Problem requirements: List all the lines in these records that hold "Pergerakan".

Supplied material:
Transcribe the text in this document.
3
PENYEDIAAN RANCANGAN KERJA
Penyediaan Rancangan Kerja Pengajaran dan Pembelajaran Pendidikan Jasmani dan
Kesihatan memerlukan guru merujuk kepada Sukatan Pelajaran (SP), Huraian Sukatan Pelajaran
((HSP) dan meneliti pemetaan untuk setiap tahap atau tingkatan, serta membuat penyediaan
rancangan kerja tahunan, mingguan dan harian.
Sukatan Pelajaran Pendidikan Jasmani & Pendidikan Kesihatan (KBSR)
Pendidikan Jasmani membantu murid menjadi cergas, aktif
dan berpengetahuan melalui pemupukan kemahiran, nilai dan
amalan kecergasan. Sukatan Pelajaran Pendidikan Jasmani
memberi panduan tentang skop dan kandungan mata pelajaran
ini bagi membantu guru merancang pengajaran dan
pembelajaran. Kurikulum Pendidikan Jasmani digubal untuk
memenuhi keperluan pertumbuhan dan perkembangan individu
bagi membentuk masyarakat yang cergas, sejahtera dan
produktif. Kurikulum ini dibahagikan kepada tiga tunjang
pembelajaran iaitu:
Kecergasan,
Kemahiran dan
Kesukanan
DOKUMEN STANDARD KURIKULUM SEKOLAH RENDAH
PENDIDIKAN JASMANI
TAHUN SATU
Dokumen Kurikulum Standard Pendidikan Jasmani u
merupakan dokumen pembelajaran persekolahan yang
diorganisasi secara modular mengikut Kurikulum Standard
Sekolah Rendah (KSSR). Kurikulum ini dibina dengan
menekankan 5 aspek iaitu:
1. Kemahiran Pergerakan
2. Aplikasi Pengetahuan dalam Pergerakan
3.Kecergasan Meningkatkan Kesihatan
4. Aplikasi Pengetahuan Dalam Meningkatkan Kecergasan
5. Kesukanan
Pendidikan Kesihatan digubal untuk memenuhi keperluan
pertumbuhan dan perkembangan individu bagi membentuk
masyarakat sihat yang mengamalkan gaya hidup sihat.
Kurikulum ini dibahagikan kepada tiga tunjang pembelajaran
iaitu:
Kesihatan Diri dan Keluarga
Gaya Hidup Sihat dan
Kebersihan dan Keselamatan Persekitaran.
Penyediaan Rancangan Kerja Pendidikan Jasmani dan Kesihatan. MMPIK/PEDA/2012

Completed task:
1. Kemahiran Pergerakan
2. Aplikasi Pengetahuan dalam Pergerakan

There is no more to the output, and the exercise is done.